• **Tasks to perform**
A: In the reviewer feedback, why do the reviewers recommend moving the Supplementary figures into the main paper? Answer in one to three sentences.
B: Write the next part of the reviewer feedback, starting after its final point.
──────── Exercise passage
Minor concerns and feedback
- It is unclear if there were consistent data and variable definitions across the datasets used. Any differences found in the samples in terms of data collection may require a control for differences in the site. It would be helpful to include in the methods section whether all features in Figure 1 were used in the ML model.
- It is unclear how county data was aggregated into groups. We recommend either to be more descriptive or find a simpler way to present some of the data (e.g., top 5 counties with the highest increase or decrease in infection rates).
- The ethical concerns surrounding this study have not been adequately discussed. Specifically, it would be important to discuss and acknowledge the study questions and its methodology in respect to recommendations and discussions about public health research involving race (e.g., https://www.ncbi.nlm.nih.gov/pmc/articles/PMC2837428). It seems unclear whether and how using multiple datasets reduces implicit bias from the researchers or from the datasets. It would be useful if there were a more extended explanation on the matter.
- Is there any reason why the Supplementary figures are not the main figures in the paper? We recommend moving them to the main paper as they present key information needed to interpret the results.
- Supplementary Figure 2C, the legend reads as a bias with “Best” and “Worst” rather than keeping consistent language with “Highest” and “Lowest”. We recommend updating this.
- Supplementary Figure 2 could benefit from being replaced as textual description and/or possibly adding a figure for vaccination rate for each SDOH risk factor used.
────────────────
──────── Data provided
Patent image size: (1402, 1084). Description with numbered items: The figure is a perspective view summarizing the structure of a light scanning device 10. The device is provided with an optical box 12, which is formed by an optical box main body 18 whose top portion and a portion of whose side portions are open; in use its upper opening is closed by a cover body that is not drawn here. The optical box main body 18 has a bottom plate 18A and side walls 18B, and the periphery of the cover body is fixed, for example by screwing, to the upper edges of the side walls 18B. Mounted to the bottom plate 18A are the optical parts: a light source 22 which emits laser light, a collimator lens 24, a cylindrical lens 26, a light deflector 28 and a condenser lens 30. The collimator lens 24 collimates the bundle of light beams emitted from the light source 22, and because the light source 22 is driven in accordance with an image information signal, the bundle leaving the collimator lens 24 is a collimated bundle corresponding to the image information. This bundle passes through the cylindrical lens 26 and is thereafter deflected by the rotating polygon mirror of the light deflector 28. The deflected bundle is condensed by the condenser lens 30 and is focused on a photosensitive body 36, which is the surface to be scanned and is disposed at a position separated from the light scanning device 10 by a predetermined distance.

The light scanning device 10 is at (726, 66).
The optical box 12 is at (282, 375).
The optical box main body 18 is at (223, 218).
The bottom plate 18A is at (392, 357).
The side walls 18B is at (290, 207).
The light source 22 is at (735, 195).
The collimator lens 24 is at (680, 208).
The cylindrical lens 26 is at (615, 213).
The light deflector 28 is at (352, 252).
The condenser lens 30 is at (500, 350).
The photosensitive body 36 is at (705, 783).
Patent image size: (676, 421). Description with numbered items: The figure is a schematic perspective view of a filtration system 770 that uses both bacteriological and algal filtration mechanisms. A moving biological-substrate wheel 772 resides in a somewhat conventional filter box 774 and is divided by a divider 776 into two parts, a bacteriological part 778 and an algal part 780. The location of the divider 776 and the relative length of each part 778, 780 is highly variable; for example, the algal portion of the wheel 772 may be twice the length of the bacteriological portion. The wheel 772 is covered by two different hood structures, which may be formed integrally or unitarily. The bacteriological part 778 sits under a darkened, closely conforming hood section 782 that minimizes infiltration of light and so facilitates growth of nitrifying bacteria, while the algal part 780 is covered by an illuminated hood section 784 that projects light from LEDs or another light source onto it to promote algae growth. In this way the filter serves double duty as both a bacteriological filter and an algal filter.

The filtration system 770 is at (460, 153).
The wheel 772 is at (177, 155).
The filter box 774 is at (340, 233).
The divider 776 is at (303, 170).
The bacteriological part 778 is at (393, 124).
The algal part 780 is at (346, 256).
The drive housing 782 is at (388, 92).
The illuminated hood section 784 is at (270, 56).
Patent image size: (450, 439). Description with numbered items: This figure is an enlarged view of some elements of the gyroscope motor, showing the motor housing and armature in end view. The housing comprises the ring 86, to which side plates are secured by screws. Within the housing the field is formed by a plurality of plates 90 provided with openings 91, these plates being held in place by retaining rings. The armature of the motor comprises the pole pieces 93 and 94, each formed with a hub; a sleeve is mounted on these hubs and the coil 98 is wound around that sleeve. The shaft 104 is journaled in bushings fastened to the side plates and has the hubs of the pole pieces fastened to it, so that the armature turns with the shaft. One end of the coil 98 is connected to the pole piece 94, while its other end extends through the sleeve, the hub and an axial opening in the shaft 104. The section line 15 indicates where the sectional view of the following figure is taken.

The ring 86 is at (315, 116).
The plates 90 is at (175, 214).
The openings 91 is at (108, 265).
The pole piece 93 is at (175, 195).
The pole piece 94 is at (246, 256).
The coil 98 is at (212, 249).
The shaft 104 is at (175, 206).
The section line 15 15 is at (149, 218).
────────────────
• **Exercise responses**
A: The reviewers recommend the move because the Supplementary figures present key information needed to interpret the results.

B:
- We recommend stating study limitations clearly in the conclusions. For instance, the different coronavirus variants were not taken into account in the prediction, possibly because of a lack of data, yet those undoubtedly would impact infection rates. Similarly, there is no explanation for why the specific time frame right after the onset of vaccine rollout was chosen; this period of time is rather short and involves a relatively small amount of data. It would be important to reflect on how these choices might have impacted the predictive models.
We thank the authors for posting this work as a preprint and hope our feedback will help improve the next version of the manuscript.
Acknowledgments
The organizing team is grateful to all the participants of the PREreview + BioData Club’s Open Reviewers Workshop. We especially thank those who engaged in the live-streamed preprint journal club discussion held during our last module of the workshop. It was a pleasure to have such a lively group.